*Stated goal:* The records that follow should be retyped word for word.

*Supplied data:*

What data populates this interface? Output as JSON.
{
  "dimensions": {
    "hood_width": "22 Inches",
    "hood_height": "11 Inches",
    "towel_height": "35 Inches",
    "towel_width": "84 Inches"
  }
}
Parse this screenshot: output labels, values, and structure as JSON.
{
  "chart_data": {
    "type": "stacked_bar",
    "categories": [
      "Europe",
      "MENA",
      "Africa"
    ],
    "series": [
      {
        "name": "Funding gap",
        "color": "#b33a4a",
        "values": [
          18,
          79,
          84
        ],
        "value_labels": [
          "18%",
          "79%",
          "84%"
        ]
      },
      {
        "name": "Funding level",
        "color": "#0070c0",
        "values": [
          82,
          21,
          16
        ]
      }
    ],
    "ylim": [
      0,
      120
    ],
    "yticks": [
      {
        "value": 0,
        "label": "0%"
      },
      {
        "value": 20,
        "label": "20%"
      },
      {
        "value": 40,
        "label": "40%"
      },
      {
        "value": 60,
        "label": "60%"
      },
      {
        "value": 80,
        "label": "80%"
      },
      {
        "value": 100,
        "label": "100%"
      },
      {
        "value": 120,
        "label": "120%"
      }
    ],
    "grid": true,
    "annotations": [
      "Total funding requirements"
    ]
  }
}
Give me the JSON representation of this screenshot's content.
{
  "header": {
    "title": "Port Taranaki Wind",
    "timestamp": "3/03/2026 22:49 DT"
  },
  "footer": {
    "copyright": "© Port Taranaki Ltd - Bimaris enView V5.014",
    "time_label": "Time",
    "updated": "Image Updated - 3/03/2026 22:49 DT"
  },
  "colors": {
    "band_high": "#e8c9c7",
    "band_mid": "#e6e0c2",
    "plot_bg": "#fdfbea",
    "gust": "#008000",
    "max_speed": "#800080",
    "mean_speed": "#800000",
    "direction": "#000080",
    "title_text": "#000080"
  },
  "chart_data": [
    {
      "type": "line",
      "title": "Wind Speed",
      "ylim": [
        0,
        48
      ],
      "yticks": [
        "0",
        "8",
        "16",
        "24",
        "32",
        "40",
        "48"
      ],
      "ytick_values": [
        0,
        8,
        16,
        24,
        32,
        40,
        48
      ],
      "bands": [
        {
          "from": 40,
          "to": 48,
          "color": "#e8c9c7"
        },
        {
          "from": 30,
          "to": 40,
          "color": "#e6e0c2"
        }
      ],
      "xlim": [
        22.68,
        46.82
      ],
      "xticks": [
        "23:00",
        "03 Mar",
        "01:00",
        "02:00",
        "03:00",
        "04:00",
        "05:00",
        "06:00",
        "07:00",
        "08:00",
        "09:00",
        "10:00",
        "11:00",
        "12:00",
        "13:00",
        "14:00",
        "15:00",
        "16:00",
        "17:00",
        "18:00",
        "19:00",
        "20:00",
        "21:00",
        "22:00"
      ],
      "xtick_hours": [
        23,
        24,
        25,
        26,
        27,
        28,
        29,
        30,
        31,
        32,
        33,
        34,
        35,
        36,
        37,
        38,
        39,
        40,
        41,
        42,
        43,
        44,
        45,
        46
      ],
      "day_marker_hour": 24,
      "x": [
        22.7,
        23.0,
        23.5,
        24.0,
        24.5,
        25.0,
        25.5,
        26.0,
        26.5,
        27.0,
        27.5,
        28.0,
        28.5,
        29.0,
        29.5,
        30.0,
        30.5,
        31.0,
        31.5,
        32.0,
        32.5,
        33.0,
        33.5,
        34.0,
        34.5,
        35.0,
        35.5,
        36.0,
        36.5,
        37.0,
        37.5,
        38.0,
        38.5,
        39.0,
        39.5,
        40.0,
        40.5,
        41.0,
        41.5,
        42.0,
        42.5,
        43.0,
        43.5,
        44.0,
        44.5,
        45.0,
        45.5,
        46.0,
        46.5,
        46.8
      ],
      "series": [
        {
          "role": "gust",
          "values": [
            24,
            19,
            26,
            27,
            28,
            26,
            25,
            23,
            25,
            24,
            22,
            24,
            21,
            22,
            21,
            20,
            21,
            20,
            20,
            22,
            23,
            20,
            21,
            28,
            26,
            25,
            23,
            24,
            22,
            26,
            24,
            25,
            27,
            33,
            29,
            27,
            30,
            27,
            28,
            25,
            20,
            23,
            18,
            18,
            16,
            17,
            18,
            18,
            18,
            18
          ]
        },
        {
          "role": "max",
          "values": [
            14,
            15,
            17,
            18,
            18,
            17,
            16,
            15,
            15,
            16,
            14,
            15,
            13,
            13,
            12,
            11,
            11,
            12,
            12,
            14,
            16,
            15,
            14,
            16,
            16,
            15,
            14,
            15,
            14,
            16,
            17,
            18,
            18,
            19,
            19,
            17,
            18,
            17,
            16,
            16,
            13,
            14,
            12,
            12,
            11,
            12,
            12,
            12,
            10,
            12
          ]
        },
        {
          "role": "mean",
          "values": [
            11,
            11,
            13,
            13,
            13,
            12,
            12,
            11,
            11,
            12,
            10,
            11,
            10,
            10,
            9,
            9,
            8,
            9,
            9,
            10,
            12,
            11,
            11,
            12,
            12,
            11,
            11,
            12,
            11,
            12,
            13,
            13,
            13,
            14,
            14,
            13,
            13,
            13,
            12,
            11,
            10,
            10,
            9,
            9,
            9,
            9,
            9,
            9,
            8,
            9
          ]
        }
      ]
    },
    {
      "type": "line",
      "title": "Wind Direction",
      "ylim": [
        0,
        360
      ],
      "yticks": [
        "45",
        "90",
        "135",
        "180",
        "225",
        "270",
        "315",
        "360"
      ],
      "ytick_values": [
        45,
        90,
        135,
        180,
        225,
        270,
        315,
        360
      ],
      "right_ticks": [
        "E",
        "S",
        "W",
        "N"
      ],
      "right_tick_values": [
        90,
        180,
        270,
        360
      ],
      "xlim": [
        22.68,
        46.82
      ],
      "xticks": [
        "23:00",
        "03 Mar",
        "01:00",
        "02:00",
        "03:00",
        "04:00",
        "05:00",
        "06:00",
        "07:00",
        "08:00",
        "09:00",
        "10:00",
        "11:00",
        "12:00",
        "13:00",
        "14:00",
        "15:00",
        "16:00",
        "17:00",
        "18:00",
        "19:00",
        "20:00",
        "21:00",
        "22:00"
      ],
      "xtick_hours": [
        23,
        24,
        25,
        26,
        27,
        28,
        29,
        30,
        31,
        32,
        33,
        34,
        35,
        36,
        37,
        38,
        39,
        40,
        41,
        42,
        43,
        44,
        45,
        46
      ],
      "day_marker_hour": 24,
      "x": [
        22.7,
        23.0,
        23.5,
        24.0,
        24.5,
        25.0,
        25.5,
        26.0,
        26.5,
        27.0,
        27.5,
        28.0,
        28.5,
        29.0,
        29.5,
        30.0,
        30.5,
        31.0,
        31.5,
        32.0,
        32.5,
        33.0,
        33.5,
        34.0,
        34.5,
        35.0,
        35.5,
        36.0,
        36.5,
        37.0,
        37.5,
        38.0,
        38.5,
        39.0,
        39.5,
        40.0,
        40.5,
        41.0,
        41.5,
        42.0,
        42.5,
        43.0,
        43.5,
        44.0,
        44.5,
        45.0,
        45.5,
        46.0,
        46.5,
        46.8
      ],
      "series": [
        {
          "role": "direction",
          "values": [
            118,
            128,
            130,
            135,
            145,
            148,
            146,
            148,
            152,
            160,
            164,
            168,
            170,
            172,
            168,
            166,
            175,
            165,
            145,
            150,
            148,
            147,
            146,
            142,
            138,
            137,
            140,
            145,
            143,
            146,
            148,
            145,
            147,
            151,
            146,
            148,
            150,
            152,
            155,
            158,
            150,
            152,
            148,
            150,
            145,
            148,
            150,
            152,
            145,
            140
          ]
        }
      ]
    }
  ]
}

*Correct response:*
What data populates this interface? Output as JSON.
{
  "dimensions": {
    "hood_width": "22 Inches",
    "hood_height": "11 Inches",
    "towel_height": "35 Inches",
    "towel_width": "84 Inches"
  }
}
Parse this screenshot: output labels, values, and structure as JSON.
{
  "chart_data": {
    "type": "stacked_bar",
    "categories": [
      "Europe",
      "MENA",
      "Africa"
    ],
    "series": [
      {
        "name": "Funding gap",
        "color": "#b33a4a",
        "values": [
          18,
          79,
          84
        ],
        "value_labels": [
          "18%",
          "79%",
          "84%"
        ]
      },
      {
        "name": "Funding level",
        "color": "#0070c0",
        "values": [
          82,
          21,
          16
        ]
      }
    ],
    "ylim": [
      0,
      120
    ],
    "yticks": [
      {
        "value": 0,
        "label": "0%"
      },
      {
        "value": 20,
        "label": "20%"
      },
      {
        "value": 40,
        "label": "40%"
      },
      {
        "value": 60,
        "label": "60%"
      },
      {
        "value": 80,
        "label": "80%"
      },
      {
        "value": 100,
        "label": "100%"
      },
      {
        "value": 120,
        "label": "120%"
      }
    ],
    "grid": true,
    "annotations": [
      "Total funding requirements"
    ]
  }
}
Give me the JSON representation of this screenshot's content.
{
  "header": {
    "title": "Port Taranaki Wind",
    "timestamp": "3/03/2026 22:49 DT"
  },
  "footer": {
    "copyright": "© Port Taranaki Ltd - Bimaris enView V5.014",
    "time_label": "Time",
    "updated": "Image Updated - 3/03/2026 22:49 DT"
  },
  "colors": {
    "band_high": "#e8c9c7",
    "band_mid": "#e6e0c2",
    "plot_bg": "#fdfbea",
    "gust": "#008000",
    "max_speed": "#800080",
    "mean_speed": "#800000",
    "direction": "#000080",
    "title_text": "#000080"
  },
  "chart_data": [
    {
      "type": "line",
      "title": "Wind Speed",
      "ylim": [
        0,
        48
      ],
      "yticks": [
        "0",
        "8",
        "16",
        "24",
        "32",
        "40",
        "48"
      ],
      "ytick_values": [
        0,
        8,
        16,
        24,
        32,
        40,
        48
      ],
      "bands": [
        {
          "from": 40,
          "to": 48,
          "color": "#e8c9c7"
        },
        {
          "from": 30,
          "to": 40,
          "color": "#e6e0c2"
        }
      ],
      "xlim": [
        22.68,
        46.82
      ],
      "xticks": [
        "23:00",
        "03 Mar",
        "01:00",
        "02:00",
        "03:00",
        "04:00",
        "05:00",
        "06:00",
        "07:00",
        "08:00",
        "09:00",
        "10:00",
        "11:00",
        "12:00",
        "13:00",
        "14:00",
        "15:00",
        "16:00",
        "17:00",
        "18:00",
        "19:00",
        "20:00",
        "21:00",
        "22:00"
      ],
      "xtick_hours": [
        23,
        24,
        25,
        26,
        27,
        28,
        29,
        30,
        31,
        32,
        33,
        34,
        35,
        36,
        37,
        38,
        39,
        40,
        41,
        42,
        43,
        44,
        45,
        46
      ],
      "day_marker_hour": 24,
      "x": [
        22.7,
        23.0,
        23.5,
        24.0,
        24.5,
        25.0,
        25.5,
        26.0,
        26.5,
        27.0,
        27.5,
        28.0,
        28.5,
        29.0,
        29.5,
        30.0,
        30.5,
        31.0,
        31.5,
        32.0,
        32.5,
        33.0,
        33.5,
        34.0,
        34.5,
        35.0,
        35.5,
        36.0,
        36.5,
        37.0,
        37.5,
        38.0,
        38.5,
        39.0,
        39.5,
        40.0,
        40.5,
        41.0,
        41.5,
        42.0,
        42.5,
        43.0,
        43.5,
        44.0,
        44.5,
        45.0,
        45.5,
        46.0,
        46.5,
        46.8
      ],
      "series": [
        {
          "role": "gust",
          "values": [
            24,
            19,
            26,
            27,
            28,
            26,
            25,
            23,
            25,
            24,
            22,
            24,
            21,
            22,
            21,
            20,
            21,
            20,
            20,
            22,
            23,
            20,
            21,
            28,
            26,
            25,
            23,
            24,
            22,
            26,
            24,
            25,
            27,
            33,
            29,
            27,
            30,
            27,
            28,
            25,
            20,
            23,
            18,
            18,
            16,
            17,
            18,
            18,
            18,
            18
          ]
        },
        {
          "role": "max",
          "values": [
            14,
            15,
            17,
            18,
            18,
            17,
            16,
            15,
            15,
            16,
            14,
            15,
            13,
            13,
            12,
            11,
            11,
            12,
            12,
            14,
            16,
            15,
            14,
            16,
            16,
            15,
            14,
            15,
            14,
            16,
            17,
            18,
            18,
            19,
            19,
            17,
            18,
            17,
            16,
            16,
            13,
            14,
            12,
            12,
            11,
            12,
            12,
            12,
            10,
            12
          ]
        },
        {
          "role": "mean",
          "values": [
            11,
            11,
            13,
            13,
            13,
            12,
            12,
            11,
            11,
            12,
            10,
            11,
            10,
            10,
            9,
            9,
            8,
            9,
            9,
            10,
            12,
            11,
            11,
            12,
            12,
            11,
            11,
            12,
            11,
            12,
            13,
            13,
            13,
            14,
            14,
            13,
            13,
            13,
            12,
            11,
            10,
            10,
            9,
            9,
            9,
            9,
            9,
            9,
            8,
            9
          ]
        }
      ]
    },
    {
      "type": "line",
      "title": "Wind Direction",
      "ylim": [
        0,
        360
      ],
      "yticks": [
        "45",
        "90",
        "135",
        "180",
        "225",
        "270",
        "315",
        "360"
      ],
      "ytick_values": [
        45,
        90,
        135,
        180,
        225,
        270,
        315,
        360
      ],
      "right_ticks": [
        "E",
        "S",
        "W",
        "N"
      ],
      "right_tick_values": [
        90,
        180,
        270,
        360
      ],
      "xlim": [
        22.68,
        46.82
      ],
      "xticks": [
        "23:00",
        "03 Mar",
        "01:00",
        "02:00",
        "03:00",
        "04:00",
        "05:00",
        "06:00",
        "07:00",
        "08:00",
        "09:00",
        "10:00",
        "11:00",
        "12:00",
        "13:00",
        "14:00",
        "15:00",
        "16:00",
        "17:00",
        "18:00",
        "19:00",
        "20:00",
        "21:00",
        "22:00"
      ],
      "xtick_hours": [
        23,
        24,
        25,
        26,
        27,
        28,
        29,
        30,
        31,
        32,
        33,
        34,
        35,
        36,
        37,
        38,
        39,
        40,
        41,
        42,
        43,
        44,
        45,
        46
      ],
      "day_marker_hour": 24,
      "x": [
        22.7,
        23.0,
        23.5,
        24.0,
        24.5,
        25.0,
        25.5,
        26.0,
        26.5,
        27.0,
        27.5,
        28.0,
        28.5,
        29.0,
        29.5,
        30.0,
        30.5,
        31.0,
        31.5,
        32.0,
        32.5,
        33.0,
        33.5,
        34.0,
        34.5,
        35.0,
        35.5,
        36.0,
        36.5,
        37.0,
        37.5,
        38.0,
        38.5,
        39.0,
        39.5,
        40.0,
        40.5,
        41.0,
        41.5,
        42.0,
        42.5,
        43.0,
        43.5,
        44.0,
        44.5,
        45.0,
        45.5,
        46.0,
        46.5,
        46.8
      ],
      "series": [
        {
          "role": "direction",
          "values": [
            118,
            128,
            130,
            135,
            145,
            148,
            146,
            148,
            152,
            160,
            164,
            168,
            170,
            172,
            168,
            166,
            175,
            165,
            145,
            150,
            148,
            147,
            146,
            142,
            138,
            137,
            140,
            145,
            143,
            146,
            148,
            145,
            147,
            151,
            146,
            148,
            150,
            152,
            155,
            158,
            150,
            152,
            148,
            150,
            145,
            148,
            150,
            152,
            145,
            140
          ]
        }
      ]
    }
  ]
}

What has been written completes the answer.